* [WHAT YOU NEED TO DO]: Please write out the material that follows, exactly as it stands.

* [GIVEN ENTRIES]:
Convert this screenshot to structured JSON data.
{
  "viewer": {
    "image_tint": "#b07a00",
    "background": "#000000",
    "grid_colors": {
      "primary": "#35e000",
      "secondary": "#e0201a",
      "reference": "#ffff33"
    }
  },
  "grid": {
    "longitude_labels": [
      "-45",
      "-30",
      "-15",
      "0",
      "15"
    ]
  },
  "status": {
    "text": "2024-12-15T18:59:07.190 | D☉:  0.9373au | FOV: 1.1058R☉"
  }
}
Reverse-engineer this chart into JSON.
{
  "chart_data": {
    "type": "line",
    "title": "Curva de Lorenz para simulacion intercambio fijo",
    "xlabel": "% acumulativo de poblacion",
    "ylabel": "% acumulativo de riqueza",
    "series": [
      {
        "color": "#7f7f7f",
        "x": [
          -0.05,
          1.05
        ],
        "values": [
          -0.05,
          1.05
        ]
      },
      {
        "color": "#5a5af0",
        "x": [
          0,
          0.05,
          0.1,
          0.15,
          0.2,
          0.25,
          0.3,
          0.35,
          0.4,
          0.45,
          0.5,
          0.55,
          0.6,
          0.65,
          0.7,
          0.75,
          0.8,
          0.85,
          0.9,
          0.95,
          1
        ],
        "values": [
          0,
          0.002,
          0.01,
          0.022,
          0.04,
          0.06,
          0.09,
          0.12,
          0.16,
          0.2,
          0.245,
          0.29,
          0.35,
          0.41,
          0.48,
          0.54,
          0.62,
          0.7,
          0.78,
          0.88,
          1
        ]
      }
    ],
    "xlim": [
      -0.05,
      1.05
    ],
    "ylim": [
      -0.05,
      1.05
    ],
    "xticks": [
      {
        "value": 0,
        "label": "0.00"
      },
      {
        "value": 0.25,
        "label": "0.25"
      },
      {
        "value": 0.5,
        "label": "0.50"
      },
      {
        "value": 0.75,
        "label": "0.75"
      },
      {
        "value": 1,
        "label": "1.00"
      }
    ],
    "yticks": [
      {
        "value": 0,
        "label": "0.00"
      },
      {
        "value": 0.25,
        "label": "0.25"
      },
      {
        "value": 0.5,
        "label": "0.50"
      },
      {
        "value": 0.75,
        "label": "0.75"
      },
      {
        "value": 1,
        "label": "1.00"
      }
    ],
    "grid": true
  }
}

* [TASK ANSWER]:
Convert this screenshot to structured JSON data.
{
  "viewer": {
    "image_tint": "#b07a00",
    "background": "#000000",
    "grid_colors": {
      "primary": "#35e000",
      "secondary": "#e0201a",
      "reference": "#ffff33"
    }
  },
  "grid": {
    "longitude_labels": [
      "-45",
      "-30",
      "-15",
      "0",
      "15"
    ]
  },
  "status": {
    "text": "2024-12-15T18:59:07.190 | D☉:  0.9373au | FOV: 1.1058R☉"
  }
}
Reverse-engineer this chart into JSON.
{
  "chart_data": {
    "type": "line",
    "title": "Curva de Lorenz para simulacion intercambio fijo",
    "xlabel": "% acumulativo de poblacion",
    "ylabel": "% acumulativo de riqueza",
    "series": [
      {
        "color": "#7f7f7f",
        "x": [
          -0.05,
          1.05
        ],
        "values": [
          -0.05,
          1.05
        ]
      },
      {
        "color": "#5a5af0",
        "x": [
          0,
          0.05,
          0.1,
          0.15,
          0.2,
          0.25,
          0.3,
          0.35,
          0.4,
          0.45,
          0.5,
          0.55,
          0.6,
          0.65,
          0.7,
          0.75,
          0.8,
          0.85,
          0.9,
          0.95,
          1
        ],
        "values": [
          0,
          0.002,
          0.01,
          0.022,
          0.04,
          0.06,
          0.09,
          0.12,
          0.16,
          0.2,
          0.245,
          0.29,
          0.35,
          0.41,
          0.48,
          0.54,
          0.62,
          0.7,
          0.78,
          0.88,
          1
        ]
      }
    ],
    "xlim": [
      -0.05,
      1.05
    ],
    "ylim": [
      -0.05,
      1.05
    ],
    "xticks": [
      {
        "value": 0,
        "label": "0.00"
      },
      {
        "value": 0.25,
        "label": "0.25"
      },
      {
        "value": 0.5,
        "label": "0.50"
      },
      {
        "value": 0.75,
        "label": "0.75"
      },
      {
        "value": 1,
        "label": "1.00"
      }
    ],
    "yticks": [
      {
        "value": 0,
        "label": "0.00"
      },
      {
        "value": 0.25,
        "label": "0.25"
      },
      {
        "value": 0.5,
        "label": "0.50"
      },
      {
        "value": 0.75,
        "label": "0.75"
      },
      {
        "value": 1,
        "label": "1.00"
      }
    ],
    "grid": true
  }
}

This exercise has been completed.